▶ _Description of the task_
Set down each entry exactly as given; pictures should not appear in the copy.

▶ _Record set_
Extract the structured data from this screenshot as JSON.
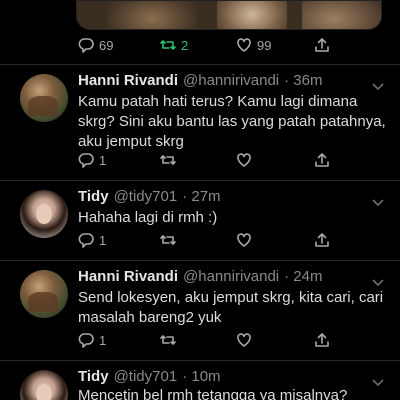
{
  "top_tweet": {
    "stats": {
      "replies": "69",
      "retweets": "2",
      "likes": "99"
    }
  },
  "replies": [
    {
      "name": "Hanni Rivandi",
      "handle": "@hannirivandi",
      "time": "· 36m",
      "text": "Kamu patah hati terus? Kamu lagi dimana skrg? Sini aku bantu las yang patah patahnya, aku jemput skrg",
      "reply_count": "1"
    },
    {
      "name": "Tidy",
      "handle": "@tidy701",
      "time": "· 27m",
      "text": "Hahaha lagi di rmh :)",
      "reply_count": "1"
    },
    {
      "name": "Hanni Rivandi",
      "handle": "@hannirivandi",
      "time": "· 24m",
      "text": "Send lokesyen, aku jemput skrg, kita cari, cari masalah bareng2 yuk",
      "reply_count": "1"
    },
    {
      "name": "Tidy",
      "handle": "@tidy701",
      "time": "· 10m",
      "text": "Mencetin bel rmh tetangga ya misalnya?"
    }
  ],
  "icons": {
    "reply": "reply-icon",
    "retweet": "retweet-icon",
    "like": "heart-icon",
    "share": "share-icon",
    "more": "chevron-down-icon"
  },
  "colors": {
    "background": "#000000",
    "retweet_active": "#2fbf71",
    "muted": "#8a8a8a"
  }
}
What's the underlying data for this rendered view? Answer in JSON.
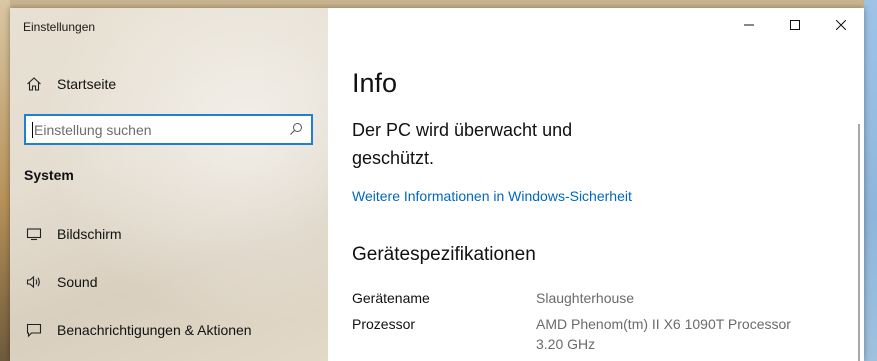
{
  "window": {
    "title": "Einstellungen",
    "controls": [
      "minimize-icon",
      "maximize-icon",
      "close-icon"
    ]
  },
  "sidebar": {
    "home_label": "Startseite",
    "search": {
      "placeholder": "Einstellung suchen",
      "value": ""
    },
    "section_header": "System",
    "items": [
      {
        "label": "Bildschirm",
        "icon": "monitor-icon"
      },
      {
        "label": "Sound",
        "icon": "speaker-icon"
      },
      {
        "label": "Benachrichtigungen & Aktionen",
        "icon": "notification-icon"
      }
    ]
  },
  "main": {
    "title": "Info",
    "status": "Der PC wird überwacht und geschützt.",
    "security_link": "Weitere Informationen in Windows-Sicherheit",
    "specs_title": "Gerätespezifikationen",
    "specs": [
      {
        "label": "Gerätename",
        "value": "Slaughterhouse"
      },
      {
        "label": "Prozessor",
        "value_lines": [
          "AMD Phenom(tm) II X6 1090T Processor",
          "3.20 GHz"
        ]
      }
    ]
  },
  "colors": {
    "accent": "#0067c0",
    "search_border": "#1e7fd6",
    "secondary_text": "#6b6b6b"
  }
}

▶ _Solution to this exercise_
Extract the structured data from this screenshot as JSON.
{
  "top_tweet": {
    "stats": {
      "replies": "69",
      "retweets": "2",
      "likes": "99"
    }
  },
  "replies": [
    {
      "name": "Hanni Rivandi",
      "handle": "@hannirivandi",
      "time": "· 36m",
      "text": "Kamu patah hati terus? Kamu lagi dimana skrg? Sini aku bantu las yang patah patahnya, aku jemput skrg",
      "reply_count": "1"
    },
    {
      "name": "Tidy",
      "handle": "@tidy701",
      "time": "· 27m",
      "text": "Hahaha lagi di rmh :)",
      "reply_count": "1"
    },
    {
      "name": "Hanni Rivandi",
      "handle": "@hannirivandi",
      "time": "· 24m",
      "text": "Send lokesyen, aku jemput skrg, kita cari, cari masalah bareng2 yuk",
      "reply_count": "1"
    },
    {
      "name": "Tidy",
      "handle": "@tidy701",
      "time": "· 10m",
      "text": "Mencetin bel rmh tetangga ya misalnya?"
    }
  ],
  "icons": {
    "reply": "reply-icon",
    "retweet": "retweet-icon",
    "like": "heart-icon",
    "share": "share-icon",
    "more": "chevron-down-icon"
  },
  "colors": {
    "background": "#000000",
    "retweet_active": "#2fbf71",
    "muted": "#8a8a8a"
  }
}
What's the underlying data for this rendered view? Answer in JSON.
{
  "window": {
    "title": "Einstellungen",
    "controls": [
      "minimize-icon",
      "maximize-icon",
      "close-icon"
    ]
  },
  "sidebar": {
    "home_label": "Startseite",
    "search": {
      "placeholder": "Einstellung suchen",
      "value": ""
    },
    "section_header": "System",
    "items": [
      {
        "label": "Bildschirm",
        "icon": "monitor-icon"
      },
      {
        "label": "Sound",
        "icon": "speaker-icon"
      },
      {
        "label": "Benachrichtigungen & Aktionen",
        "icon": "notification-icon"
      }
    ]
  },
  "main": {
    "title": "Info",
    "status": "Der PC wird überwacht und geschützt.",
    "security_link": "Weitere Informationen in Windows-Sicherheit",
    "specs_title": "Gerätespezifikationen",
    "specs": [
      {
        "label": "Gerätename",
        "value": "Slaughterhouse"
      },
      {
        "label": "Prozessor",
        "value_lines": [
          "AMD Phenom(tm) II X6 1090T Processor",
          "3.20 GHz"
        ]
      }
    ]
  },
  "colors": {
    "accent": "#0067c0",
    "search_border": "#1e7fd6",
    "secondary_text": "#6b6b6b"
  }
}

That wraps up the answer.